- _Direction 1_
In the records, swap "table-cell" for "grid-cell" in the lines between the one holding "Where is each" and the one holding "table-row[interactable]: 8011 8011", inclusive, and write out those lines again with nothing else altered.
- _Direction 2_
Proceed with the family blog entries, picking up right after their final line.

:: Excerpted text ::

11 September 2012

our last open house @ gray


We made our way through the halls of Wanda Gray for Open House tonight, the last one for our now fourth grade Wildcat (who, incidentally, is suffering the aftermath of "the worst haircut ever" given to him by a grumpy, listless stylist at Regis in the mall on Saturday--it really does look terrible, expecially up close where you can see every mark of the clippers, so good thing he's got that handsome face to ride this one out on...). 


 
Macauley showed us all around the place (again), with a quick stop in his classroom (in Big Cat Country), the library and the computer lab.  
 
 



 
Last stop, per tradition, was the gym...seems like just yesterday we were here for the first time with our little kindergartener...
 

05 September 2012

The books of summer 2012


If I Stay (Gayle Forman)*
Revolution (Jennifer Donnelly)*
Heft (Liz Moore)

:::
:: Input for this task ::

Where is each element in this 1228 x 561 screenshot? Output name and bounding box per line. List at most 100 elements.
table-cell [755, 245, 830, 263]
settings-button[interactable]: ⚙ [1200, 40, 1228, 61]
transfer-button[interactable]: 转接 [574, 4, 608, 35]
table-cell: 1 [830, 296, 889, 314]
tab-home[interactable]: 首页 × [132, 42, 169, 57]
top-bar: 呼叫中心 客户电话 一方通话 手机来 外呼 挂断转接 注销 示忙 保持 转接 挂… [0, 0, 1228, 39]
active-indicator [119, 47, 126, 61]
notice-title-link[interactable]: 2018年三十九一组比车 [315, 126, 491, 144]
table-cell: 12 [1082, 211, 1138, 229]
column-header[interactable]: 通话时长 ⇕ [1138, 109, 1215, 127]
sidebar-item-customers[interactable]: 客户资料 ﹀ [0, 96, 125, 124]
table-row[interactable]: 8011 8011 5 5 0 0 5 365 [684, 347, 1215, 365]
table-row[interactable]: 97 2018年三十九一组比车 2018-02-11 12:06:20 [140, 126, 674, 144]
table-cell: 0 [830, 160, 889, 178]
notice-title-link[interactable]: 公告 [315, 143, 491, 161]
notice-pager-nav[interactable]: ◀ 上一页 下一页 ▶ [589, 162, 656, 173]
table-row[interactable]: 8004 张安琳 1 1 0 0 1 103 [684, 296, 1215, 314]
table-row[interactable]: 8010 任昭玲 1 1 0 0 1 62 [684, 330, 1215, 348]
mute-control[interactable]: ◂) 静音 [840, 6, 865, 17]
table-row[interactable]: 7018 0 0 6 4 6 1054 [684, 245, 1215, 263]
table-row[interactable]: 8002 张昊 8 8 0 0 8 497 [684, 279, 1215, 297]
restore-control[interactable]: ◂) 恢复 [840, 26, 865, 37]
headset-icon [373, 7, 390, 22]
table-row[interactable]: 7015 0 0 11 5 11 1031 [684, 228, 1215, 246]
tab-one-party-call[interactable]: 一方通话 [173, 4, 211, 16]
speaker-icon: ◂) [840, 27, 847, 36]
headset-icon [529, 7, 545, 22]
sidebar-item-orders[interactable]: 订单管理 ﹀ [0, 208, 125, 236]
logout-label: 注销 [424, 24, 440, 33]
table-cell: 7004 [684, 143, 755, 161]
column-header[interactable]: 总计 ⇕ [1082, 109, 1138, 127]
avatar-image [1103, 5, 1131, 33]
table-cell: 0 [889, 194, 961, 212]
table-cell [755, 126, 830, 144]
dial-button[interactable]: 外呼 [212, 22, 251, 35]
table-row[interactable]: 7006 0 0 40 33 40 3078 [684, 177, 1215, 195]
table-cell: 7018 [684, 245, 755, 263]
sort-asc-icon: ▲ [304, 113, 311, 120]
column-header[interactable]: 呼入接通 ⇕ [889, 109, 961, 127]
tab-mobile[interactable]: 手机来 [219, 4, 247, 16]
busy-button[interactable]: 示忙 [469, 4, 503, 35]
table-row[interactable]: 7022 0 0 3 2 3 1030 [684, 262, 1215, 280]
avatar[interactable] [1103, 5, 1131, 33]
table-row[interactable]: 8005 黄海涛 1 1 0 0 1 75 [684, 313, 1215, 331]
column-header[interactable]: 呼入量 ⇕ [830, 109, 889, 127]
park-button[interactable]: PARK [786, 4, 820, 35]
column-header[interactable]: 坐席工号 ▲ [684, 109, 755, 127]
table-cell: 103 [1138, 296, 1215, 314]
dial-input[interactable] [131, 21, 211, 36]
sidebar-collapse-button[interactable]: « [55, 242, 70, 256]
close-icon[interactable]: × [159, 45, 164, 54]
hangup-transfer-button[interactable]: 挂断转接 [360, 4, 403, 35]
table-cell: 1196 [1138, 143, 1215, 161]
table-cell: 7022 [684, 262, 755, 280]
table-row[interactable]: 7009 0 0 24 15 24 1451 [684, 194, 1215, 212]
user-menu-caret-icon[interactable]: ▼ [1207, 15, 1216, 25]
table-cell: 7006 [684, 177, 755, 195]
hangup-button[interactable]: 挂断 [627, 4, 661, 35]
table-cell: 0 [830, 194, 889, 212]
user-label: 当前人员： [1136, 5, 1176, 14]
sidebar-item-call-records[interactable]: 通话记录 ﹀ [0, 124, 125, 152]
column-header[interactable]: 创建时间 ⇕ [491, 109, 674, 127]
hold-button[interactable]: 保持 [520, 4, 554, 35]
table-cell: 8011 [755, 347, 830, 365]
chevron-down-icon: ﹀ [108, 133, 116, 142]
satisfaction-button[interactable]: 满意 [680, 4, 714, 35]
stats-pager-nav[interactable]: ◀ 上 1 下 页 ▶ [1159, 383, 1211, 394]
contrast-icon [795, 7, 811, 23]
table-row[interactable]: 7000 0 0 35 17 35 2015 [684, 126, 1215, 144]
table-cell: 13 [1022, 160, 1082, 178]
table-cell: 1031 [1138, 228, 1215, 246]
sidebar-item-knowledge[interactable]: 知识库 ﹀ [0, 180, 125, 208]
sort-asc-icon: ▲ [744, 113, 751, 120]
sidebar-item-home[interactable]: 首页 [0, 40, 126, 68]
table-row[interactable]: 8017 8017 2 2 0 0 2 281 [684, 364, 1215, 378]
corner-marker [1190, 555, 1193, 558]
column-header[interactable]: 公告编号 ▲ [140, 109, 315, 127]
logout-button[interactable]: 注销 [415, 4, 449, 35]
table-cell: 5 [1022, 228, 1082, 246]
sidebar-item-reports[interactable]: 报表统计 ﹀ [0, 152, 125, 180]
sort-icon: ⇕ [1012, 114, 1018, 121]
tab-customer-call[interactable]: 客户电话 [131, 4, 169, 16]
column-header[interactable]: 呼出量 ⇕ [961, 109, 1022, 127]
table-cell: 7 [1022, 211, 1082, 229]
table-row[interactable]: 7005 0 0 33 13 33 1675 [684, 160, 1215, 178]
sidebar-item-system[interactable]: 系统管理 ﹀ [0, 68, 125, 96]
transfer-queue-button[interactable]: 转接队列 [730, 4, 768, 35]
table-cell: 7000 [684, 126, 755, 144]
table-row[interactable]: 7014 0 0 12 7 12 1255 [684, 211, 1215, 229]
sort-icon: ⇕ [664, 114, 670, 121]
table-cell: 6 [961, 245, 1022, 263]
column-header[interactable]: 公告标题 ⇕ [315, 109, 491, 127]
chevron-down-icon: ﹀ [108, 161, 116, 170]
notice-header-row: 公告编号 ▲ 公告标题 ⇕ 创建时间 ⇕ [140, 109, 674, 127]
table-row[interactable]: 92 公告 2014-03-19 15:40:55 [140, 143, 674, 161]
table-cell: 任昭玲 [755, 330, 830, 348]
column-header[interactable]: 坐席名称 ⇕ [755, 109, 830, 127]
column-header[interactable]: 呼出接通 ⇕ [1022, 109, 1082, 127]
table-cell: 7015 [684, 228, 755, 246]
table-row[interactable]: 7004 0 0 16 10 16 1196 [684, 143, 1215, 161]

:::
:: Input for this task ::

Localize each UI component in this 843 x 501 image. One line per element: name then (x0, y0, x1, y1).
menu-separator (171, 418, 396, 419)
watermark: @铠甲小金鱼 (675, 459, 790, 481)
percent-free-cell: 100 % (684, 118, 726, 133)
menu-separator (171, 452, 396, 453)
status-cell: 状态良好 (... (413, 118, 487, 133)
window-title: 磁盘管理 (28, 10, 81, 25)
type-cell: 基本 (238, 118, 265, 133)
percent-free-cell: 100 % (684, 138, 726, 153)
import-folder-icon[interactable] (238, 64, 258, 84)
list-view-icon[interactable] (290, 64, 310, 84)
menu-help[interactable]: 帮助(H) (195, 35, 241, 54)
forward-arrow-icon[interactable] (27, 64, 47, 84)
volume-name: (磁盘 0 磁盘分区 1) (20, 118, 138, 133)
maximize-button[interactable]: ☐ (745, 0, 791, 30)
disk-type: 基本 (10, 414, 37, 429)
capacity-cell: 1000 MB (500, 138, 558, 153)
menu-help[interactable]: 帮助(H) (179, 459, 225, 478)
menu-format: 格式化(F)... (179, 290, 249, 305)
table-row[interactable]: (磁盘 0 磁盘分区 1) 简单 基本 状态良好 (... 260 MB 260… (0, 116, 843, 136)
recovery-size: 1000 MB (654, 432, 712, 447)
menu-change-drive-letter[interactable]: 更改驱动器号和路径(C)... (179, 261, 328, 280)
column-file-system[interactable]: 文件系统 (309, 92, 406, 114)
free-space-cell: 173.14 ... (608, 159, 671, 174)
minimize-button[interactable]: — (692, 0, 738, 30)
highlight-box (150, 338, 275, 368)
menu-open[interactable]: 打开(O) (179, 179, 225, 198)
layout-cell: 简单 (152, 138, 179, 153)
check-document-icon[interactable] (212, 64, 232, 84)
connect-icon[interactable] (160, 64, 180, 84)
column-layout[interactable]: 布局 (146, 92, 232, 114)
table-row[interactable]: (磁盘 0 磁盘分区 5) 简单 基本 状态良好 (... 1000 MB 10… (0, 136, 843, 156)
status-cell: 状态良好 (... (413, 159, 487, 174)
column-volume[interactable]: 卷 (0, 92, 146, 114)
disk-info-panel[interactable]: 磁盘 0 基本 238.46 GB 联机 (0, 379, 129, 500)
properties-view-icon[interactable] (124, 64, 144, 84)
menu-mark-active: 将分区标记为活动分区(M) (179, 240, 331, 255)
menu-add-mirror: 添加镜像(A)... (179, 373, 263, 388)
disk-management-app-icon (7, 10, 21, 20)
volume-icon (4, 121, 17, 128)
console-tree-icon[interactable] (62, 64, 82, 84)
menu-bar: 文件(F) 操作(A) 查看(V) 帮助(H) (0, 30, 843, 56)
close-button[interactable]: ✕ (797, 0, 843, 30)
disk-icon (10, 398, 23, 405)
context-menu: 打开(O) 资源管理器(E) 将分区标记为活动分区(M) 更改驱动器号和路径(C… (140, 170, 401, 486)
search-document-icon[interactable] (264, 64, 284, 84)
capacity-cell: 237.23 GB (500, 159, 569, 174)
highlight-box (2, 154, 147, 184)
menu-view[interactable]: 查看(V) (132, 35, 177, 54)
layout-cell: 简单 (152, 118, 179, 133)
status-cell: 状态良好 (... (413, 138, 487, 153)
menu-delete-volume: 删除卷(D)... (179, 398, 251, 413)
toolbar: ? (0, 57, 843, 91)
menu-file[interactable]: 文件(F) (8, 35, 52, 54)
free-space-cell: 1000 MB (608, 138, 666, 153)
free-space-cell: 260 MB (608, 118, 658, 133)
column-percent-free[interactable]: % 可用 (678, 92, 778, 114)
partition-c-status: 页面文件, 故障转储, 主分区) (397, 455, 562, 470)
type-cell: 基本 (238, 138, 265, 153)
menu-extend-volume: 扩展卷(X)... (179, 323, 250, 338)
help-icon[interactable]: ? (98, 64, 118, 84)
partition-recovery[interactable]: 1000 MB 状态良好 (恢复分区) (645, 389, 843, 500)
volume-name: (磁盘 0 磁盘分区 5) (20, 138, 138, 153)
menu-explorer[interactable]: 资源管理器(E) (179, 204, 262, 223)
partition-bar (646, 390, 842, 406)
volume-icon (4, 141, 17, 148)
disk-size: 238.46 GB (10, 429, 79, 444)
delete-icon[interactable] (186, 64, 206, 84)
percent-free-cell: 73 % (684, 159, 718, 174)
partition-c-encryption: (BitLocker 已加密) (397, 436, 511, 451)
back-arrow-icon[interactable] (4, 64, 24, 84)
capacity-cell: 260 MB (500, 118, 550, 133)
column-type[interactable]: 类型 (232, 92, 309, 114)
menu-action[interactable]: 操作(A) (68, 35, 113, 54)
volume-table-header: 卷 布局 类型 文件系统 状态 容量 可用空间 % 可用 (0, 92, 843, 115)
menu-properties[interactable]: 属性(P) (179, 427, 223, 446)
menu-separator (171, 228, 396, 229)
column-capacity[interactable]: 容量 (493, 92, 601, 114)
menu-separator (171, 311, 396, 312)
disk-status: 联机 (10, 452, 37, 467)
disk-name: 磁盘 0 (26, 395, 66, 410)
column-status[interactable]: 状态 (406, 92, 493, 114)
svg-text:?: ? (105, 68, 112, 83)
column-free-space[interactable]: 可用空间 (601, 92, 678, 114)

:::

- _Task answer 1_
Where is each element in this 1228 x 561 screenshot? Output name and bounding box per line. List at most 100 elements.
grid-cell [755, 245, 830, 263]
settings-button[interactable]: ⚙ [1200, 40, 1228, 61]
transfer-button[interactable]: 转接 [574, 4, 608, 35]
grid-cell: 1 [830, 296, 889, 314]
tab-home[interactable]: 首页 × [132, 42, 169, 57]
top-bar: 呼叫中心 客户电话 一方通话 手机来 外呼 挂断转接 注销 示忙 保持 转接 挂… [0, 0, 1228, 39]
active-indicator [119, 47, 126, 61]
notice-title-link[interactable]: 2018年三十九一组比车 [315, 126, 491, 144]
grid-cell: 12 [1082, 211, 1138, 229]
column-header[interactable]: 通话时长 ⇕ [1138, 109, 1215, 127]
sidebar-item-customers[interactable]: 客户资料 ﹀ [0, 96, 125, 124]
table-row[interactable]: 8011 8011 5 5 0 0 5 365 [684, 347, 1215, 365]

- _Task answer 2_
Before I Fall (Lauren Oliver)*
The Sky is Everywhere (Jandy Nelson)*
InZanesville (Jo Ann Beard)
Dreams of Joy (Lisa See)
Sea (Heidi Kling)*
The Chaperone (Laura Moriarty)
Tigers in Red Weather (Lisa Klaussmann)
The Late, Lamented Molly Marx (Sally Koslow)
Gone Girl (Gillian Flynn)
Chasing Brooklyn (Lisa Schroeder)*

I read some books I really enjoyed this past summer (Heft, InZanesville, The Chaperone, Tigers in Red Weather) and some that were just okay.  The books with asterisks are on the Gateway Readers list that is a part of the curriculum for the freshman English class I am teaching this semester.  The YA lit angst throughout each of the selections was rather tiresome for me, but I did really enjoy Revolution

03 September 2012

The weekend


What a nice holiday weekend...We had a good time in Kansas City, visiting Lane, doing some shopping and getting to spend some time with my parents.  I rode this double-decker carousel with Macauley at the Oak Park Mall.  He chose the dolphin and I took the seal.  We didn't get to do everything we wanted to, so another trip will be in the works.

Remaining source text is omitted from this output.